> _Quoted passage_

_ _ _ _ _

Re: Re: Re: Re: Filtering by value in Reducer

Posted by Peter Ruch <ru...@gmail.com>.

Hi,

No, I did not create any custom logs, I was only looking through the 
"standard" logs.
I just started out with Hadoop and did not think of explicitly logging 
that part of the code,
as I thought that I am simply missing a small detail that someone of you 
might spot.

But I will definitely look into the custom logging and post my findings.

@ Shahab and Drake: Thank you very much for your help.


Best,
Peter


On 12.05.2015 14:57, Shahab Yunus wrote:
>
> Have you tried explicitly printing or logging in you reducer around 
> the code that compares and then outputs the values? Maybe that will 
> give you a clue that what is happening? Debug the threshold value that 
> you get in the reducer and whether that is what you have set or not 
> (in case of when you set it to greater than -1)?
>
> You can also try to use compare method for comparing IntWritables 
> though I doubt that would make any difference.

_ _ _ _ _

> _Exercise instructions_
[1] In the forum thread about filtering by value in a Reducer, which logs does Peter say he had been looking through?
[2] Write the next part of the forum thread about filtering by value in a Reducer, starting after its last sentence.
The records are separate material and not part of the forum thread.

Items from a data source
_ _ _ _ _

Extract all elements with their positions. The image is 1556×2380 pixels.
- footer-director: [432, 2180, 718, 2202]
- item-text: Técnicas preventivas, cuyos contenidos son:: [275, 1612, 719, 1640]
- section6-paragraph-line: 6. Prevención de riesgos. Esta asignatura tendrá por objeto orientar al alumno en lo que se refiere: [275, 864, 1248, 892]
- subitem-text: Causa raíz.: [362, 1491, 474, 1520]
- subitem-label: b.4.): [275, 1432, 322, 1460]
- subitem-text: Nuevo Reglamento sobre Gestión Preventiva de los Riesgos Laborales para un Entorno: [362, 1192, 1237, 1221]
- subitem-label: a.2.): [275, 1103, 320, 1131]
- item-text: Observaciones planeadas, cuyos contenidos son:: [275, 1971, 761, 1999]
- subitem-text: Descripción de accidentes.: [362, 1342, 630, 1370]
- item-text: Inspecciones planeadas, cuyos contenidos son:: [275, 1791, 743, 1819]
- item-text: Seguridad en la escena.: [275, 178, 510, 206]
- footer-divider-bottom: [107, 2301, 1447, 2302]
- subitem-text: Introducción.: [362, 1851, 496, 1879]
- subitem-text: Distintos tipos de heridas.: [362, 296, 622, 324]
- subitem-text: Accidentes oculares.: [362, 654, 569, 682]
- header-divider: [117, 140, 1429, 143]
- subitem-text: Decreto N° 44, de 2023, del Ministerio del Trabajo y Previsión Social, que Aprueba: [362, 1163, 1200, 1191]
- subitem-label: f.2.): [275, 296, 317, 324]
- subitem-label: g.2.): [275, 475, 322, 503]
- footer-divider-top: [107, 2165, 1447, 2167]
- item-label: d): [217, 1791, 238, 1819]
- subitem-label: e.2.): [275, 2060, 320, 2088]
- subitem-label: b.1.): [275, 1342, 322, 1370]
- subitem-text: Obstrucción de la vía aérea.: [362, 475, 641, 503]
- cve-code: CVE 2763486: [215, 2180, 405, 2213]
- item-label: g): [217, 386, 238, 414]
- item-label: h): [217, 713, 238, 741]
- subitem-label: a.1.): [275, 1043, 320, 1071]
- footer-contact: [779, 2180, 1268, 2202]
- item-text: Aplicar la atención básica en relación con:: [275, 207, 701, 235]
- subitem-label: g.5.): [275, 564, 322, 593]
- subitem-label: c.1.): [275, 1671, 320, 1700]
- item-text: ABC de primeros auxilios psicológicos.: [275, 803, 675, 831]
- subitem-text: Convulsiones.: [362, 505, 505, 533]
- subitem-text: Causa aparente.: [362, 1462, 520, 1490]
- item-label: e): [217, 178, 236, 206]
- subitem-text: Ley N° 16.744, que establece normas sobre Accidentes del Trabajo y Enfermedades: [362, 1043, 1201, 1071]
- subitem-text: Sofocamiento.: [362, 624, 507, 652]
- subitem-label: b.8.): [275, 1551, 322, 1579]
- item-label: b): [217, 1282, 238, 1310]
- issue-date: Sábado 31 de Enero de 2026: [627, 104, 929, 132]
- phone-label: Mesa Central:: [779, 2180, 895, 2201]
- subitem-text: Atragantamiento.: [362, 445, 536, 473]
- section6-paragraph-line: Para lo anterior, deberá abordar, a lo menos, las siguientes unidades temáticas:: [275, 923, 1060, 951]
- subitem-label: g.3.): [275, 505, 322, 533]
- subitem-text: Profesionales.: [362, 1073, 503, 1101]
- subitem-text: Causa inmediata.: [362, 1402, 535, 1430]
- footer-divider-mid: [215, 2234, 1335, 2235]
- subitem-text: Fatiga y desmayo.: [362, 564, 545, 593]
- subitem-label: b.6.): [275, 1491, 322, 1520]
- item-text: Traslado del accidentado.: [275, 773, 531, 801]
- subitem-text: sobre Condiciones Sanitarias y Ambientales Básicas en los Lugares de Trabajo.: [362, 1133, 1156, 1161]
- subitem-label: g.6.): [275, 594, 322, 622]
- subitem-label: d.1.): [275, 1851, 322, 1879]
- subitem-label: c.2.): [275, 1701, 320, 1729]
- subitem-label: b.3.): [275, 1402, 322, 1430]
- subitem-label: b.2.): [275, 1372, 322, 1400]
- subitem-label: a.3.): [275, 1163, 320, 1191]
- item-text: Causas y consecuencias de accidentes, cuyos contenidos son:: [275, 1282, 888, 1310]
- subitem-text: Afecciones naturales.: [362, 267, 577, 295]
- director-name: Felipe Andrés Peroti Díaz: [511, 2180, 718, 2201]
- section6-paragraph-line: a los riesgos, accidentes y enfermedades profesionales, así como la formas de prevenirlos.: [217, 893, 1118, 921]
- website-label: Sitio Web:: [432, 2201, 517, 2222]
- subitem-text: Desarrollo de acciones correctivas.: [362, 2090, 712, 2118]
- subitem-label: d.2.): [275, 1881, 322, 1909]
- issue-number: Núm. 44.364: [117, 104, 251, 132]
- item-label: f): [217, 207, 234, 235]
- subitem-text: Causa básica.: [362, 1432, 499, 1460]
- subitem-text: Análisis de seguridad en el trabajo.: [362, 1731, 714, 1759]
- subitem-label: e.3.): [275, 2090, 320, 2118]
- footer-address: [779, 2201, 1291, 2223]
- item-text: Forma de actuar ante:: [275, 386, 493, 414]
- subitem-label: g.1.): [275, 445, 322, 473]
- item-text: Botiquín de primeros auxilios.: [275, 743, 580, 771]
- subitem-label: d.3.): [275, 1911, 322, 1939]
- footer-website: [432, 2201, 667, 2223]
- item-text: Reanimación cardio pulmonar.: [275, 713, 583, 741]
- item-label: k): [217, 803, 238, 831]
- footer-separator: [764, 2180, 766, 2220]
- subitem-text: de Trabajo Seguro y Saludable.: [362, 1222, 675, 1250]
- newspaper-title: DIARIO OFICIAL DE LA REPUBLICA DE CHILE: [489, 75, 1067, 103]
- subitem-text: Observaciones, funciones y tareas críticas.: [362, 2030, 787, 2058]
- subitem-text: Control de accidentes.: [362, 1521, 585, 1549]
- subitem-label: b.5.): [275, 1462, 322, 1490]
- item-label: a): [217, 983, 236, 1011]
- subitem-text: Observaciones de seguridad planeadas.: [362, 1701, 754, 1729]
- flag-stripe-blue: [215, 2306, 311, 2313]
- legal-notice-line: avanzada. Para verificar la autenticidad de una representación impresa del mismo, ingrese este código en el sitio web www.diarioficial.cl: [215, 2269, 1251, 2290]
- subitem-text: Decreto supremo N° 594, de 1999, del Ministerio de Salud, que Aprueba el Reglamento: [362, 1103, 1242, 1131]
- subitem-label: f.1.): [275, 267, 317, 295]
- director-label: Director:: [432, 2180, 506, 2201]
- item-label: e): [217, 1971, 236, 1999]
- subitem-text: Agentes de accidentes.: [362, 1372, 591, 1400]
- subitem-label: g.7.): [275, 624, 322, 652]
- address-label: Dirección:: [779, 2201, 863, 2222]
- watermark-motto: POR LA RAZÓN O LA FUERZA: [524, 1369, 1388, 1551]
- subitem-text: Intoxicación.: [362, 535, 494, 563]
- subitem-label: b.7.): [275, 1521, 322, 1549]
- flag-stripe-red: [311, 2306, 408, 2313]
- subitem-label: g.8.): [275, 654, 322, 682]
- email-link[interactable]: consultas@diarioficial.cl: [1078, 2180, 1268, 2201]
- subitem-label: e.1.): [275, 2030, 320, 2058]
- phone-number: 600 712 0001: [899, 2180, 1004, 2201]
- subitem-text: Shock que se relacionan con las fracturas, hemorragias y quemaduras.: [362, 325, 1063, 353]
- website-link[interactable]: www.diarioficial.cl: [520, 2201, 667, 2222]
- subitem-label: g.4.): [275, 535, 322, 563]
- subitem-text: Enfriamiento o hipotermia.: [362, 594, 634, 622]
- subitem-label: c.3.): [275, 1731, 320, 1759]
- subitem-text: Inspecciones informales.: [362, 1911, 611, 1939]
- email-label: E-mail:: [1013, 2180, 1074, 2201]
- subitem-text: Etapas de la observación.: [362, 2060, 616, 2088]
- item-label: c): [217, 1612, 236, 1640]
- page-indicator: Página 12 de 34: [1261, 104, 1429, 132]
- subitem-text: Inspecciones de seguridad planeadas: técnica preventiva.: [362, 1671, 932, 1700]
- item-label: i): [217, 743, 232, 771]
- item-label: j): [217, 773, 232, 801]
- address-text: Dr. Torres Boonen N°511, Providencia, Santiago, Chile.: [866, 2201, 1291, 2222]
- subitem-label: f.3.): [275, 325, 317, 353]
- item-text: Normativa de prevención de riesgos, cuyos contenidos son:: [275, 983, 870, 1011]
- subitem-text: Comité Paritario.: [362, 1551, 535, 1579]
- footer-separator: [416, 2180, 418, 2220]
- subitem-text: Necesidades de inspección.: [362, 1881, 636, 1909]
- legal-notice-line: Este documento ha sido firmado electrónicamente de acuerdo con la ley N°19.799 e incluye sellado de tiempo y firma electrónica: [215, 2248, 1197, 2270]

_ _ _ _ _

> _Results_
[1] Only the "standard" logs, not any custom ones.

[2]
>
> Shahab
>
> On May 12, 2015 8:17 AM, "Peter Ruch" <rutschifengga@gmail.com 
> <ma...@gmail.com>> wrote:
>
>     Hi,
>
>     I already skimmed through the logs but I could not find anything
>     special.
>
>     I am just really confused why I am having this problem.
>
>     If the Iterable<...> for a specific key contains all of the
>     observed values - and it seems to do so
>     otherwise the program wouldn't work correctly in the standard case
>     with [[ threshold = -1 ]] -
>     it should also work when I only write the key-value pairs to the
>     output file that suffice the condition [[ sum > threshold ]].
>
>     Did I miss something? Maybe I have to handle these cases in a
>     specific way, but I did not find anything about that online.
>
>
>     Thank you for your help,
>
>     Peter
>
>
>
>     On 12.05.2015 12:35, Drake민영근 wrote:
>>     Hi, Peter
>>
>>     The missing records, they are just gone without no logs? How
>>     about your reduce tasks logs?
>>
>>     Thanks
>>
>>     Drake 민영근 Ph.D
>>     kt NexR
>>
>>     On Tue, May 12, 2015 at 5:18 AM, Peter Ruch
>>     <rutschifengga@gmail.com <ma...@gmail.com>> wrote:
>>
>>         Hello,
>>
>>         sum and threshold are both Integers.
>>         for the threshold variable I first add a new resource to the
>>         configuration - conf.addResource( ... );
>>
>>         later I get the threshold value from the configuration.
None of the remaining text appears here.